*Data for this exercise*:

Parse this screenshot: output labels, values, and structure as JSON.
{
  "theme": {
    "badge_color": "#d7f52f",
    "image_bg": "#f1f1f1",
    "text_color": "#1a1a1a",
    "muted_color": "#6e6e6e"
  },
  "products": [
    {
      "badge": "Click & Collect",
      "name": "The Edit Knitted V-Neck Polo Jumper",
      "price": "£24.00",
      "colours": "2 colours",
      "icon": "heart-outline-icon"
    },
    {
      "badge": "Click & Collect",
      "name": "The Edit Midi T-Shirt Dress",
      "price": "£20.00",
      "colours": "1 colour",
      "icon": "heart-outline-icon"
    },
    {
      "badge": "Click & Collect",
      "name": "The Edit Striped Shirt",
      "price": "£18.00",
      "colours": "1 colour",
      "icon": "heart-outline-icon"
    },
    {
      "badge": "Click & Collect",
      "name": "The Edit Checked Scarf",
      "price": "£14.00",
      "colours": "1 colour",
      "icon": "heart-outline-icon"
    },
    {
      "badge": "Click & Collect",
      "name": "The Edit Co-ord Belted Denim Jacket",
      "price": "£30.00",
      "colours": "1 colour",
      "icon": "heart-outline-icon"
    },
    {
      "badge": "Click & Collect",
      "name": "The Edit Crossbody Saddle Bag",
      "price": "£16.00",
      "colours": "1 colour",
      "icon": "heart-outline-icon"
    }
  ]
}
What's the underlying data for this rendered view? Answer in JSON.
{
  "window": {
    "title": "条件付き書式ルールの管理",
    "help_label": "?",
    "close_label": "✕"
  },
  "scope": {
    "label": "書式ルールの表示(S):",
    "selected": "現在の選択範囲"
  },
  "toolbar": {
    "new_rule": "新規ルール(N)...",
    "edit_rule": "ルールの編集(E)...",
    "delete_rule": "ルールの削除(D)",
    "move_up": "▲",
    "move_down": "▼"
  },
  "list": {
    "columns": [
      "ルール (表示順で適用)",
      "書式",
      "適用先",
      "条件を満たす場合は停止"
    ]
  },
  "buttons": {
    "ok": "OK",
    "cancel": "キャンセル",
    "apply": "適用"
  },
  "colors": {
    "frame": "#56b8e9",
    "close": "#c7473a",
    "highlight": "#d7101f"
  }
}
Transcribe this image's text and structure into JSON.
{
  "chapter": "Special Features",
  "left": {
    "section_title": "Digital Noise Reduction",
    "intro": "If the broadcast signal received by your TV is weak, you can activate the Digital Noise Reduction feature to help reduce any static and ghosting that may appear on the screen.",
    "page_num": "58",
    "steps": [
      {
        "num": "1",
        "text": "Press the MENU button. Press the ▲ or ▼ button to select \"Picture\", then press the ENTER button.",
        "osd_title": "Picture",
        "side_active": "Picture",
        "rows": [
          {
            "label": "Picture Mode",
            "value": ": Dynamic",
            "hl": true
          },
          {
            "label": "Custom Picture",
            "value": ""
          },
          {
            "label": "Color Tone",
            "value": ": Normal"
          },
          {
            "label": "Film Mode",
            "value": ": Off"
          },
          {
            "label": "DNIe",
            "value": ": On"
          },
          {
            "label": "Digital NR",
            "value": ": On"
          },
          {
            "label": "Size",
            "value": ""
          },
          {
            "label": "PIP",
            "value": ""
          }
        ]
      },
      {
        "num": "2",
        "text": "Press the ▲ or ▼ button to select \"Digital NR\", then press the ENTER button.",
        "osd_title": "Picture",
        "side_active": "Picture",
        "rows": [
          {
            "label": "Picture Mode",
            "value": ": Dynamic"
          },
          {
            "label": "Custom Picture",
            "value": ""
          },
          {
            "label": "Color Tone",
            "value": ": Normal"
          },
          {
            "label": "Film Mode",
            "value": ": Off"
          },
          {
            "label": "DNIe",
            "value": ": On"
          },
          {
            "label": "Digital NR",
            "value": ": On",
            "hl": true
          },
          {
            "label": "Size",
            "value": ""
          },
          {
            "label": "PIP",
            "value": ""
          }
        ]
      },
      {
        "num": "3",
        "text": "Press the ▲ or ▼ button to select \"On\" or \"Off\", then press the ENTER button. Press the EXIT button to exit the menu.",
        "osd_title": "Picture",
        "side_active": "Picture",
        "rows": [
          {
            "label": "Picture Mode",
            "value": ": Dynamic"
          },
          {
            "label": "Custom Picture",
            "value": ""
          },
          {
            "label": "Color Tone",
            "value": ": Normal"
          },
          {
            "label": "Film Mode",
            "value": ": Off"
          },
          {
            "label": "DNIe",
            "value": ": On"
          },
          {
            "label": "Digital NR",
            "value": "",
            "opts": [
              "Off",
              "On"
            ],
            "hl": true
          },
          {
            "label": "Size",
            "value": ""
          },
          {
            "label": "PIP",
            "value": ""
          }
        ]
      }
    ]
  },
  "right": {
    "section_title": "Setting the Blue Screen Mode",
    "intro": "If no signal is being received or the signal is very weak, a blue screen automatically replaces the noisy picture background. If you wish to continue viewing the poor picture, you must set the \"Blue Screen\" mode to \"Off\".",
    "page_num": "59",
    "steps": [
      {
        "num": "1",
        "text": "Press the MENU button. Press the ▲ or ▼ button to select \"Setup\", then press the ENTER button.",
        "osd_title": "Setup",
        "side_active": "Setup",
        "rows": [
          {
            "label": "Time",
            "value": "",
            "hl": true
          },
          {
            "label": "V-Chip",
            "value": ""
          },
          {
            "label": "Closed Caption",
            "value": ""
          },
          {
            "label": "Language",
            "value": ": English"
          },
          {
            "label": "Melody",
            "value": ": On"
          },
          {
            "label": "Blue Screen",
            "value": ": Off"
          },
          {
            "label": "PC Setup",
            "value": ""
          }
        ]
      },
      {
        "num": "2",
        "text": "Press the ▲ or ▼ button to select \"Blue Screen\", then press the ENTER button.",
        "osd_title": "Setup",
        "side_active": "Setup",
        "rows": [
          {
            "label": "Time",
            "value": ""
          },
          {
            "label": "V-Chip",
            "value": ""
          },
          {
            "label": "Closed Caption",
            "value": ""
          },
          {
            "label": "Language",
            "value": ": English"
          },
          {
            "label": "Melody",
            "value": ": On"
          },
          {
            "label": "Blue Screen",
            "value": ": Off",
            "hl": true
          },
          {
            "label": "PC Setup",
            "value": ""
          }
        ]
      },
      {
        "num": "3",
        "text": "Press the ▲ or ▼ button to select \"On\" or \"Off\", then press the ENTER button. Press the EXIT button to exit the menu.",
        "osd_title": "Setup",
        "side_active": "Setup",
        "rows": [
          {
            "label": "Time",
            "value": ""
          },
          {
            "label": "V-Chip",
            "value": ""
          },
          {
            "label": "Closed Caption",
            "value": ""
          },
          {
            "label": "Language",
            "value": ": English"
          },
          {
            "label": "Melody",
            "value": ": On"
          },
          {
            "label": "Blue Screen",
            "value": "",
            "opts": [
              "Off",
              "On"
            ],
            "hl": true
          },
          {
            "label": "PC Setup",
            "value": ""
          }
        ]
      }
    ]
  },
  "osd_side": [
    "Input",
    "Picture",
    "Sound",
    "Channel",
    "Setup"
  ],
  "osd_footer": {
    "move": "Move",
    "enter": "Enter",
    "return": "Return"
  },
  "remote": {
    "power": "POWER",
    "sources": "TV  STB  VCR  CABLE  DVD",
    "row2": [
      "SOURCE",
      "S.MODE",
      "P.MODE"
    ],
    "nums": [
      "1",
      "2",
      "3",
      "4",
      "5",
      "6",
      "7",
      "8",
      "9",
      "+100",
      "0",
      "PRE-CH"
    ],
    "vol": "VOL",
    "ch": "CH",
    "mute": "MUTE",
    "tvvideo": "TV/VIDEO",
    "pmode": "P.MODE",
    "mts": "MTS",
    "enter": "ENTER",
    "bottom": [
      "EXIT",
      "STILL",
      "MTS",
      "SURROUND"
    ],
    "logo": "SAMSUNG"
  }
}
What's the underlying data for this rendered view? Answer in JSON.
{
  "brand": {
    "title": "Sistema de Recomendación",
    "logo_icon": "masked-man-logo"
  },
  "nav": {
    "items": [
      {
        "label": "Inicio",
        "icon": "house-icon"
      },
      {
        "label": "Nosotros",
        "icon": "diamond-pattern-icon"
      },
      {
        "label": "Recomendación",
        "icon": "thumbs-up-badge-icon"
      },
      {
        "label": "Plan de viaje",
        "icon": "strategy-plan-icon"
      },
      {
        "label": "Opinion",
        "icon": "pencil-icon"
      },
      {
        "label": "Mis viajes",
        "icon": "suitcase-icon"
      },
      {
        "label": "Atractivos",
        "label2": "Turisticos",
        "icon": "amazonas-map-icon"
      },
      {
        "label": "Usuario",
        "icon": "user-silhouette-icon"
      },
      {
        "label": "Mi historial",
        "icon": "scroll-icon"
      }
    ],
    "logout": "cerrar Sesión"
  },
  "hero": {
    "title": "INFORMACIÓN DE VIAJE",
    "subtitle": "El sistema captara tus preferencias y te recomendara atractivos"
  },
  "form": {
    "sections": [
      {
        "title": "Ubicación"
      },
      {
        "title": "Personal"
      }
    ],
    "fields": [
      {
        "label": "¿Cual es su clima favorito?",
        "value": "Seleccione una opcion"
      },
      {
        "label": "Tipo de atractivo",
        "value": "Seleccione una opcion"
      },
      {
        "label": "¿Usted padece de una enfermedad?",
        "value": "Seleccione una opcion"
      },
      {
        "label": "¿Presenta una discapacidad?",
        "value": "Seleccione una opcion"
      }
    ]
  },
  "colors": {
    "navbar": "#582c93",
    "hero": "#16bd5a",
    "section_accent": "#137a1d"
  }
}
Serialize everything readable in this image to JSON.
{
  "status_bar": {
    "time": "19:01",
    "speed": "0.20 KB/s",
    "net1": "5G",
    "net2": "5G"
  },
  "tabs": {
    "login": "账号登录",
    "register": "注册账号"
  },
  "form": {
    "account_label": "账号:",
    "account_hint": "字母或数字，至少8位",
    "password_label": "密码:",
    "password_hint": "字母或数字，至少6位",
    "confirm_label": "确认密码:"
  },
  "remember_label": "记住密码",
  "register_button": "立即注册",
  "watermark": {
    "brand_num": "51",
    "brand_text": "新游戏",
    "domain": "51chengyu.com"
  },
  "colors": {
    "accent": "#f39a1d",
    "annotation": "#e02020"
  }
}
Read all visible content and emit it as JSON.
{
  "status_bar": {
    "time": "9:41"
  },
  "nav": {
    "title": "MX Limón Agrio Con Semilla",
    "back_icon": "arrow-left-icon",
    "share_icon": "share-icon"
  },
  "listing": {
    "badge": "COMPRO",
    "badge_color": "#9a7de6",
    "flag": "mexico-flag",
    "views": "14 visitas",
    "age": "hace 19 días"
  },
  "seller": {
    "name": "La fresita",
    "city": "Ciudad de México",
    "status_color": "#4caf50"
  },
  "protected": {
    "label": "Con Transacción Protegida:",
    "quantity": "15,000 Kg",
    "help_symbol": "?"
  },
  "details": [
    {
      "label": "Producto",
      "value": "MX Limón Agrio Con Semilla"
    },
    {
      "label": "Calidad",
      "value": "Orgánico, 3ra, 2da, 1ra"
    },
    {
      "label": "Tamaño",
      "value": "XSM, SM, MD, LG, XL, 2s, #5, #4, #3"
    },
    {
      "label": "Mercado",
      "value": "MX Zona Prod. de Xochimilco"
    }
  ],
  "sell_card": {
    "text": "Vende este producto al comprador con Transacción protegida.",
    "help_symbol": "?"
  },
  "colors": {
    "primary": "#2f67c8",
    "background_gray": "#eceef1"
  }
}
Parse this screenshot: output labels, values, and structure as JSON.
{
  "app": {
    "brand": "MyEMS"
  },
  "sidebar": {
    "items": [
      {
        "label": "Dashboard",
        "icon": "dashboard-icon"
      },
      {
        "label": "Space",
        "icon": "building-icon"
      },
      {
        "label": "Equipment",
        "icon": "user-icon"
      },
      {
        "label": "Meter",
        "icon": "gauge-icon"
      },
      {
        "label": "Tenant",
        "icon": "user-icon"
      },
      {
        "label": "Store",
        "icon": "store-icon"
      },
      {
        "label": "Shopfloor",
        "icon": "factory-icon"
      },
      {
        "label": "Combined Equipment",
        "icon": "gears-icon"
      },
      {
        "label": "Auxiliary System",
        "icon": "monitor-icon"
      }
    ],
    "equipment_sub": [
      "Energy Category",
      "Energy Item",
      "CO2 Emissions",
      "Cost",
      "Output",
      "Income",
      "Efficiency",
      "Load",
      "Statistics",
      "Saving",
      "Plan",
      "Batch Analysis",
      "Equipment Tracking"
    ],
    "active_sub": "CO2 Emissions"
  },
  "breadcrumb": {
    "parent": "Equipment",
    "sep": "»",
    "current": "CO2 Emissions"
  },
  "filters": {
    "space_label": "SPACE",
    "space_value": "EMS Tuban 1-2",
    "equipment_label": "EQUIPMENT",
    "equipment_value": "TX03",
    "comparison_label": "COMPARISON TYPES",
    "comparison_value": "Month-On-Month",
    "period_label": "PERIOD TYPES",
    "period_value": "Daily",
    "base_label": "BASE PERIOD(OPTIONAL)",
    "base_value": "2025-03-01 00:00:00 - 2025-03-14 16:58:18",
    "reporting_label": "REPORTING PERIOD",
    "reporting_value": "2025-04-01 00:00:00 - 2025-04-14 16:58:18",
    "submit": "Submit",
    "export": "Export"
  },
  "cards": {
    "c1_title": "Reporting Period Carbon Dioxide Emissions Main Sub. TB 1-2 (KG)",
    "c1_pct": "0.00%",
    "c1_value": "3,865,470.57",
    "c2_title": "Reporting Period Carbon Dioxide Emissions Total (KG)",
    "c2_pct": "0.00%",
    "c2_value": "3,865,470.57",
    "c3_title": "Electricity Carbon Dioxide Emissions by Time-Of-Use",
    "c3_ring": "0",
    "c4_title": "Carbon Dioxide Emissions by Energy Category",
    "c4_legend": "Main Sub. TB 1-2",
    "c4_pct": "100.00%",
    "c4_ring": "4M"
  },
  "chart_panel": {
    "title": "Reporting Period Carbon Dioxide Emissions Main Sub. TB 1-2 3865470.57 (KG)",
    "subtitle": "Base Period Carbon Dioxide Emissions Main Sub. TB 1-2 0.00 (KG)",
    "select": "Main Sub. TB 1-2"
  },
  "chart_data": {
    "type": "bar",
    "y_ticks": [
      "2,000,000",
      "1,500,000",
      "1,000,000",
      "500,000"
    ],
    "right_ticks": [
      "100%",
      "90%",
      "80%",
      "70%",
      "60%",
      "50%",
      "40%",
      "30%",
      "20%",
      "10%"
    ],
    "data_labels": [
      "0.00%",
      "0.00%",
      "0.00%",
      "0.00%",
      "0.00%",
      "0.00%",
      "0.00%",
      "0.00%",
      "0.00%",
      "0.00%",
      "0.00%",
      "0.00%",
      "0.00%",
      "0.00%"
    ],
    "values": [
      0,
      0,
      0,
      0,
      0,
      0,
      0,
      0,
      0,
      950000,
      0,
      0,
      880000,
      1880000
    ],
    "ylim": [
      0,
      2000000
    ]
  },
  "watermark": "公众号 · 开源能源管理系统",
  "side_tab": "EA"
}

*The problem*: Track down every line with the word "Recomendación" and copy it.

*Written response*:
    "title": "Sistema de Recomendación",
        "label": "Recomendación",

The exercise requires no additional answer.